GIVEN EXERCISE:
All of the data below must be repeated exactly.

DATASET:
+ + + + +

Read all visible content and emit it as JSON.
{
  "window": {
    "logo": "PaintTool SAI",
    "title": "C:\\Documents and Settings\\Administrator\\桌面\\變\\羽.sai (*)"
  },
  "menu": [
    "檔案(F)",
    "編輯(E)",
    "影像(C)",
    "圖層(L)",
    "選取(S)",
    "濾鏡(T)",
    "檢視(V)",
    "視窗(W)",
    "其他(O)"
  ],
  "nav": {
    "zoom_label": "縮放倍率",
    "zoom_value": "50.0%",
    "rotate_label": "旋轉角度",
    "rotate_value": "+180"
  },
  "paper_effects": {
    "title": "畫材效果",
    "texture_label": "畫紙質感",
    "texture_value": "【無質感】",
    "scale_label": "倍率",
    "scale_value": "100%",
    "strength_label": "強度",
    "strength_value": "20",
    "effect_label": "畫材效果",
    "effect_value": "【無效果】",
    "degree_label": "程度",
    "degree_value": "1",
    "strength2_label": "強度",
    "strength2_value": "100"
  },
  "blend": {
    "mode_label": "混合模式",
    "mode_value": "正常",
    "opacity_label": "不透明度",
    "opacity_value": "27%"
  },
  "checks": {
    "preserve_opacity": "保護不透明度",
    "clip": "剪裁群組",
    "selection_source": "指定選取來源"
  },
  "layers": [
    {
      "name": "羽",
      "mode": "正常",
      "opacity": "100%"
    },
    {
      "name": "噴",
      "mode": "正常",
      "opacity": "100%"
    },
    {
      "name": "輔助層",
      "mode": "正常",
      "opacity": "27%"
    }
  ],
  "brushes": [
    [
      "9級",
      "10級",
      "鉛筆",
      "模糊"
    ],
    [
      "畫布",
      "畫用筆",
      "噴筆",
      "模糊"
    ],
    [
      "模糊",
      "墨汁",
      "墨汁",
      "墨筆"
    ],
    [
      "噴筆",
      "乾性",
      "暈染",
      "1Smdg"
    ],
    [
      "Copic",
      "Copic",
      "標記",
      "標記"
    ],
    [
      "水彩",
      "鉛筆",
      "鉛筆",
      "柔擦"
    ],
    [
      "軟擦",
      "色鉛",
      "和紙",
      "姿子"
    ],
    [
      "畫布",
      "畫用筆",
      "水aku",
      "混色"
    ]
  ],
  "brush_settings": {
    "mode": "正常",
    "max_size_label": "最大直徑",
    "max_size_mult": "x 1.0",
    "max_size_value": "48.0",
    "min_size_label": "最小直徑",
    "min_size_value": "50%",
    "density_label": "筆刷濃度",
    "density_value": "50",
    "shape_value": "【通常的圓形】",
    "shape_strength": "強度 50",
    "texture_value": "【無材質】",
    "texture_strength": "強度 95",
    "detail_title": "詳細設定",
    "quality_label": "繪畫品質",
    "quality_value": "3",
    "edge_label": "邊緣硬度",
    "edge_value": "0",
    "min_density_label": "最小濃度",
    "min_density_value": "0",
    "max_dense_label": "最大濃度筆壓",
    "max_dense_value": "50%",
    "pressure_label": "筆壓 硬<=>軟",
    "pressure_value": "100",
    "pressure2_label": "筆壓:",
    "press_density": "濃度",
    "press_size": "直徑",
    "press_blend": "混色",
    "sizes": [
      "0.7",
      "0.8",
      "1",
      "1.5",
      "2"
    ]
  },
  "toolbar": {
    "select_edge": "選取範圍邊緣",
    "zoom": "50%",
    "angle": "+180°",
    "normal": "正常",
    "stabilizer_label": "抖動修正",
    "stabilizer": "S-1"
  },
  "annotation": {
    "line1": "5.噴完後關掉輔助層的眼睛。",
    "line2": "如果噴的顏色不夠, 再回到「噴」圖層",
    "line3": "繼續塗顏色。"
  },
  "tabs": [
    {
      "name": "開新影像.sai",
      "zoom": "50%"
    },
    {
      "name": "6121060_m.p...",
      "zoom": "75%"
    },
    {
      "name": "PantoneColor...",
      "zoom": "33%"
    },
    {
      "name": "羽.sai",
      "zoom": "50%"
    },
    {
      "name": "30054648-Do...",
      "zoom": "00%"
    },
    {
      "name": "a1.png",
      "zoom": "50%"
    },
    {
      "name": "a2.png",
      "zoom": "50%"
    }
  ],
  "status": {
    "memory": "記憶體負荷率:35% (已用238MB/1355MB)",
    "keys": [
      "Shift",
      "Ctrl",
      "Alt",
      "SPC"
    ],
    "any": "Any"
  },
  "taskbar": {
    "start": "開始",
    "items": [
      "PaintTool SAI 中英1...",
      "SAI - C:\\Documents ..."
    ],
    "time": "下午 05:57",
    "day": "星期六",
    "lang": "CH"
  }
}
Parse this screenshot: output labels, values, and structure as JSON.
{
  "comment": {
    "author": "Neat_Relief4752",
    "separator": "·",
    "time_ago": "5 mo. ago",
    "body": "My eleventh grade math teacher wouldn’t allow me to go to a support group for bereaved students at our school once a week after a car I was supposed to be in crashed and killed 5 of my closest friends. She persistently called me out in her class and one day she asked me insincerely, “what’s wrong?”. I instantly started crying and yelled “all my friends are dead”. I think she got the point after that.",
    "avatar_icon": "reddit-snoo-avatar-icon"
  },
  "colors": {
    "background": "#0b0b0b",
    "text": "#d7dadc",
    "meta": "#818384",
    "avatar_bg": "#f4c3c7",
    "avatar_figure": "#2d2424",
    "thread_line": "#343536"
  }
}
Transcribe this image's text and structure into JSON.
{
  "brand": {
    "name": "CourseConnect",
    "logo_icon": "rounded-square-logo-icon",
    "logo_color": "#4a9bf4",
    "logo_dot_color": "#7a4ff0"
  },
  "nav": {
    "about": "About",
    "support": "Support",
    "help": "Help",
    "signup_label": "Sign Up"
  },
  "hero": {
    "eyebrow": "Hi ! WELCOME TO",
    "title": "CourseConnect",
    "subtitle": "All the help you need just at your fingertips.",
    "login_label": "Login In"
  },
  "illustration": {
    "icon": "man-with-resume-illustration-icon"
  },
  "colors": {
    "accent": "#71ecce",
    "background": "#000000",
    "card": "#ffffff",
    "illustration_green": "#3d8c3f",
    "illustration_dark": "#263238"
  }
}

+ + + + +

ANSWER TO THIS EXERCISE:
Read all visible content and emit it as JSON.
{
  "window": {
    "logo": "PaintTool SAI",
    "title": "C:\\Documents and Settings\\Administrator\\桌面\\變\\羽.sai (*)"
  },
  "menu": [
    "檔案(F)",
    "編輯(E)",
    "影像(C)",
    "圖層(L)",
    "選取(S)",
    "濾鏡(T)",
    "檢視(V)",
    "視窗(W)",
    "其他(O)"
  ],
  "nav": {
    "zoom_label": "縮放倍率",
    "zoom_value": "50.0%",
    "rotate_label": "旋轉角度",
    "rotate_value": "+180"
  },
  "paper_effects": {
    "title": "畫材效果",
    "texture_label": "畫紙質感",
    "texture_value": "【無質感】",
    "scale_label": "倍率",
    "scale_value": "100%",
    "strength_label": "強度",
    "strength_value": "20",
    "effect_label": "畫材效果",
    "effect_value": "【無效果】",
    "degree_label": "程度",
    "degree_value": "1",
    "strength2_label": "強度",
    "strength2_value": "100"
  },
  "blend": {
    "mode_label": "混合模式",
    "mode_value": "正常",
    "opacity_label": "不透明度",
    "opacity_value": "27%"
  },
  "checks": {
    "preserve_opacity": "保護不透明度",
    "clip": "剪裁群組",
    "selection_source": "指定選取來源"
  },
  "layers": [
    {
      "name": "羽",
      "mode": "正常",
      "opacity": "100%"
    },
    {
      "name": "噴",
      "mode": "正常",
      "opacity": "100%"
    },
    {
      "name": "輔助層",
      "mode": "正常",
      "opacity": "27%"
    }
  ],
  "brushes": [
    [
      "9級",
      "10級",
      "鉛筆",
      "模糊"
    ],
    [
      "畫布",
      "畫用筆",
      "噴筆",
      "模糊"
    ],
    [
      "模糊",
      "墨汁",
      "墨汁",
      "墨筆"
    ],
    [
      "噴筆",
      "乾性",
      "暈染",
      "1Smdg"
    ],
    [
      "Copic",
      "Copic",
      "標記",
      "標記"
    ],
    [
      "水彩",
      "鉛筆",
      "鉛筆",
      "柔擦"
    ],
    [
      "軟擦",
      "色鉛",
      "和紙",
      "姿子"
    ],
    [
      "畫布",
      "畫用筆",
      "水aku",
      "混色"
    ]
  ],
  "brush_settings": {
    "mode": "正常",
    "max_size_label": "最大直徑",
    "max_size_mult": "x 1.0",
    "max_size_value": "48.0",
    "min_size_label": "最小直徑",
    "min_size_value": "50%",
    "density_label": "筆刷濃度",
    "density_value": "50",
    "shape_value": "【通常的圓形】",
    "shape_strength": "強度 50",
    "texture_value": "【無材質】",
    "texture_strength": "強度 95",
    "detail_title": "詳細設定",
    "quality_label": "繪畫品質",
    "quality_value": "3",
    "edge_label": "邊緣硬度",
    "edge_value": "0",
    "min_density_label": "最小濃度",
    "min_density_value": "0",
    "max_dense_label": "最大濃度筆壓",
    "max_dense_value": "50%",
    "pressure_label": "筆壓 硬<=>軟",
    "pressure_value": "100",
    "pressure2_label": "筆壓:",
    "press_density": "濃度",
    "press_size": "直徑",
    "press_blend": "混色",
    "sizes": [
      "0.7",
      "0.8",
      "1",
      "1.5",
      "2"
    ]
  },
  "toolbar": {
    "select_edge": "選取範圍邊緣",
    "zoom": "50%",
    "angle": "+180°",
    "normal": "正常",
    "stabilizer_label": "抖動修正",
    "stabilizer": "S-1"
  },
  "annotation": {
    "line1": "5.噴完後關掉輔助層的眼睛。",
    "line2": "如果噴的顏色不夠, 再回到「噴」圖層",
    "line3": "繼續塗顏色。"
  },
  "tabs": [
    {
      "name": "開新影像.sai",
      "zoom": "50%"
    },
    {
      "name": "6121060_m.p...",
      "zoom": "75%"
    },
    {
      "name": "PantoneColor...",
      "zoom": "33%"
    },
    {
      "name": "羽.sai",
      "zoom": "50%"
    },
    {
      "name": "30054648-Do...",
      "zoom": "00%"
    },
    {
      "name": "a1.png",
      "zoom": "50%"
    },
    {
      "name": "a2.png",
      "zoom": "50%"
    }
  ],
  "status": {
    "memory": "記憶體負荷率:35% (已用238MB/1355MB)",
    "keys": [
      "Shift",
      "Ctrl",
      "Alt",
      "SPC"
    ],
    "any": "Any"
  },
  "taskbar": {
    "start": "開始",
    "items": [
      "PaintTool SAI 中英1...",
      "SAI - C:\\Documents ..."
    ],
    "time": "下午 05:57",
    "day": "星期六",
    "lang": "CH"
  }
}
Parse this screenshot: output labels, values, and structure as JSON.
{
  "comment": {
    "author": "Neat_Relief4752",
    "separator": "·",
    "time_ago": "5 mo. ago",
    "body": "My eleventh grade math teacher wouldn’t allow me to go to a support group for bereaved students at our school once a week after a car I was supposed to be in crashed and killed 5 of my closest friends. She persistently called me out in her class and one day she asked me insincerely, “what’s wrong?”. I instantly started crying and yelled “all my friends are dead”. I think she got the point after that.",
    "avatar_icon": "reddit-snoo-avatar-icon"
  },
  "colors": {
    "background": "#0b0b0b",
    "text": "#d7dadc",
    "meta": "#818384",
    "avatar_bg": "#f4c3c7",
    "avatar_figure": "#2d2424",
    "thread_line": "#343536"
  }
}
Transcribe this image's text and structure into JSON.
{
  "brand": {
    "name": "CourseConnect",
    "logo_icon": "rounded-square-logo-icon",
    "logo_color": "#4a9bf4",
    "logo_dot_color": "#7a4ff0"
  },
  "nav": {
    "about": "About",
    "support": "Support",
    "help": "Help",
    "signup_label": "Sign Up"
  },
  "hero": {
    "eyebrow": "Hi ! WELCOME TO",
    "title": "CourseConnect",
    "subtitle": "All the help you need just at your fingertips.",
    "login_label": "Login In"
  },
  "illustration": {
    "icon": "man-with-resume-illustration-icon"
  },
  "colors": {
    "accent": "#71ecce",
    "background": "#000000",
    "card": "#ffffff",
    "illustration_green": "#3d8c3f",
    "illustration_dark": "#263238"
  }
}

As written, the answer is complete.